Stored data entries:
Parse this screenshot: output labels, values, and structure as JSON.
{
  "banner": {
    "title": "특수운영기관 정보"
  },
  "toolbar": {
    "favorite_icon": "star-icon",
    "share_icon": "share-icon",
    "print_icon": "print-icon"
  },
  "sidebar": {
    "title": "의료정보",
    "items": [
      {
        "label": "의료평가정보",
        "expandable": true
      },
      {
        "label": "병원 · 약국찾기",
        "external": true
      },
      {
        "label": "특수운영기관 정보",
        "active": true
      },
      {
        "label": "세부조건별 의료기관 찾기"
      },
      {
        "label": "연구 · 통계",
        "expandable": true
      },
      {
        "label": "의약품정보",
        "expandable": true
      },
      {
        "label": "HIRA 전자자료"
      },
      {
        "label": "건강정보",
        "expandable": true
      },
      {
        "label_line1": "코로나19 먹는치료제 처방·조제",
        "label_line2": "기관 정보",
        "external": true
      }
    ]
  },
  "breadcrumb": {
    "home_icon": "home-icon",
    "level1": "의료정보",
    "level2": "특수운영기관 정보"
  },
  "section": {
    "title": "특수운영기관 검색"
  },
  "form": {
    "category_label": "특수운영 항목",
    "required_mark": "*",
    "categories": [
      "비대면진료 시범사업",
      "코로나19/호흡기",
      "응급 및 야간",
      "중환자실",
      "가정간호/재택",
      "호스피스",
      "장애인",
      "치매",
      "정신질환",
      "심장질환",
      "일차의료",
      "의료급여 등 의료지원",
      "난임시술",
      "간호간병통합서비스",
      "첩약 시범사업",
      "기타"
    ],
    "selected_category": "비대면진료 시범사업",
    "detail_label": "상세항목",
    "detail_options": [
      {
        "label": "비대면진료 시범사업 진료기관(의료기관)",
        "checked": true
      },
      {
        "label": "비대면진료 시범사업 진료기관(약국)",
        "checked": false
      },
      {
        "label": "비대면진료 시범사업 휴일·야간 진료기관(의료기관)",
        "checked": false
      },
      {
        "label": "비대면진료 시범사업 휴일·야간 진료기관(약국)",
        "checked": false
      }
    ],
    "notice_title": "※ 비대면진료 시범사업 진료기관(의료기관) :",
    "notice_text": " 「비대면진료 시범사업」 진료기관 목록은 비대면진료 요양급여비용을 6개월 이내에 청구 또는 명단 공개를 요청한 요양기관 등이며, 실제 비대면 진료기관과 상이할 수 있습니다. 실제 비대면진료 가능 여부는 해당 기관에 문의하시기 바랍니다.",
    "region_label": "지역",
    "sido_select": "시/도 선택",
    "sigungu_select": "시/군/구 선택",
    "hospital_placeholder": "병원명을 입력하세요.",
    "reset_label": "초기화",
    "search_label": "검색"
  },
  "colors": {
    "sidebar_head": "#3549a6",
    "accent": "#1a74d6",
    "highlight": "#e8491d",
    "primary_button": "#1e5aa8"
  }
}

§ WHAT THE TASK ASKS
Your task is to transcribe the listing above in full, exactly as given.

§ CORRECT RESULT
Parse this screenshot: output labels, values, and structure as JSON.
{
  "banner": {
    "title": "특수운영기관 정보"
  },
  "toolbar": {
    "favorite_icon": "star-icon",
    "share_icon": "share-icon",
    "print_icon": "print-icon"
  },
  "sidebar": {
    "title": "의료정보",
    "items": [
      {
        "label": "의료평가정보",
        "expandable": true
      },
      {
        "label": "병원 · 약국찾기",
        "external": true
      },
      {
        "label": "특수운영기관 정보",
        "active": true
      },
      {
        "label": "세부조건별 의료기관 찾기"
      },
      {
        "label": "연구 · 통계",
        "expandable": true
      },
      {
        "label": "의약품정보",
        "expandable": true
      },
      {
        "label": "HIRA 전자자료"
      },
      {
        "label": "건강정보",
        "expandable": true
      },
      {
        "label_line1": "코로나19 먹는치료제 처방·조제",
        "label_line2": "기관 정보",
        "external": true
      }
    ]
  },
  "breadcrumb": {
    "home_icon": "home-icon",
    "level1": "의료정보",
    "level2": "특수운영기관 정보"
  },
  "section": {
    "title": "특수운영기관 검색"
  },
  "form": {
    "category_label": "특수운영 항목",
    "required_mark": "*",
    "categories": [
      "비대면진료 시범사업",
      "코로나19/호흡기",
      "응급 및 야간",
      "중환자실",
      "가정간호/재택",
      "호스피스",
      "장애인",
      "치매",
      "정신질환",
      "심장질환",
      "일차의료",
      "의료급여 등 의료지원",
      "난임시술",
      "간호간병통합서비스",
      "첩약 시범사업",
      "기타"
    ],
    "selected_category": "비대면진료 시범사업",
    "detail_label": "상세항목",
    "detail_options": [
      {
        "label": "비대면진료 시범사업 진료기관(의료기관)",
        "checked": true
      },
      {
        "label": "비대면진료 시범사업 진료기관(약국)",
        "checked": false
      },
      {
        "label": "비대면진료 시범사업 휴일·야간 진료기관(의료기관)",
        "checked": false
      },
      {
        "label": "비대면진료 시범사업 휴일·야간 진료기관(약국)",
        "checked": false
      }
    ],
    "notice_title": "※ 비대면진료 시범사업 진료기관(의료기관) :",
    "notice_text": " 「비대면진료 시범사업」 진료기관 목록은 비대면진료 요양급여비용을 6개월 이내에 청구 또는 명단 공개를 요청한 요양기관 등이며, 실제 비대면 진료기관과 상이할 수 있습니다. 실제 비대면진료 가능 여부는 해당 기관에 문의하시기 바랍니다.",
    "region_label": "지역",
    "sido_select": "시/도 선택",
    "sigungu_select": "시/군/구 선택",
    "hospital_placeholder": "병원명을 입력하세요.",
    "reset_label": "초기화",
    "search_label": "검색"
  },
  "colors": {
    "sidebar_head": "#3549a6",
    "accent": "#1a74d6",
    "highlight": "#e8491d",
    "primary_button": "#1e5aa8"
  }
}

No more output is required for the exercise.